▶ _WHAT TO WORK ON_:
A - Decide whether each statement agrees with the column on Ash Kalra below, answering yes or no and quoting the exact words of the text that decide it: (i) Ash Kalra is serving his second term on the San Jose city council; (ii) Council District 2 lies in the northern region of San José; (iii) Kalra currently chairs the Santa Clara County Valley Transportation Authority (VTA) Board.
B - In one to three sentences, explain why the column on Ash Kalra below asks readers to send in success stories about Indian Americans.

▶ _READING PASSAGE_:
************
Ash Kalra – An Indian American inspiration


A monthly column highlighting the achievements of Indian Americans locally and beyond.

With this column, we intend raising political awareness, inspire all of us to
excel, reach greater heights. We Indian Americans are ourselves going through transitional evolution in this country. We are all doing a lot of good as entrepreneurs, high tech geeks, doctors, lawyers, imposing our good will upon this fantastic country. But our involvement can run deeper. It starts with simple contribution and involvement in our local community. There are few who are already beginning to make a mark – we want to highlight these SatyAgrah souls.
We invite success stories you have observed around you, provide us your insights on Indian Americans locally and nationally who made things happen. The ones who made a small change in the community, got into the school board, or planning commission. These perspectives will help construct roadmaps for our community to empower ourselves, to represent our local communities as leaders, and make this glorious country of America a better place. You can email your recommendations for this spotlight coverage to Rishi at [email protected]

Ash Kalra
Ash Kalra

We kick off this column with a meeting with Councilmember Ash Kalra: Ash in his 2nd term to the San Jose city council represents Council District 2, which is located in the Southern region of San José. District 2 has approximately 100,000 residents. He has been a resident of San José for over 36 years and is proud to be the first Oak Grove High School graduate on the San José City Council. Councilmember Kalra serves as the Chair of the Transportation and Environment Committee. He is the immediate past Chairperson of the Santa Clara County Valley Transportation Authority (VTA) Board, and past chairperson of the Bay Area Air Quality Management District (BAAQMD) Board.
************
▶ _GIVEN INFORMATION_:
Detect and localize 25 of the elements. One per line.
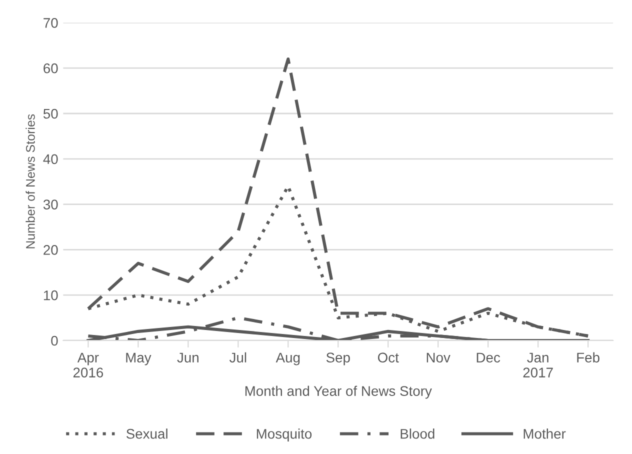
************
▶ _REPLIES_:
A -
(i) Yes: "Ash in his 2nd term to the San Jose city council represents Council District 2"
(ii) No: "which is located in the Southern region of San José"
(iii) No: "He is the immediate past Chairperson of the Santa Clara County Valley Transportation Authority (VTA) Board"

B - The column says these perspectives will help build roadmaps for the community to empower itself and to represent local communities as leaders. It also says they will help make America a better place.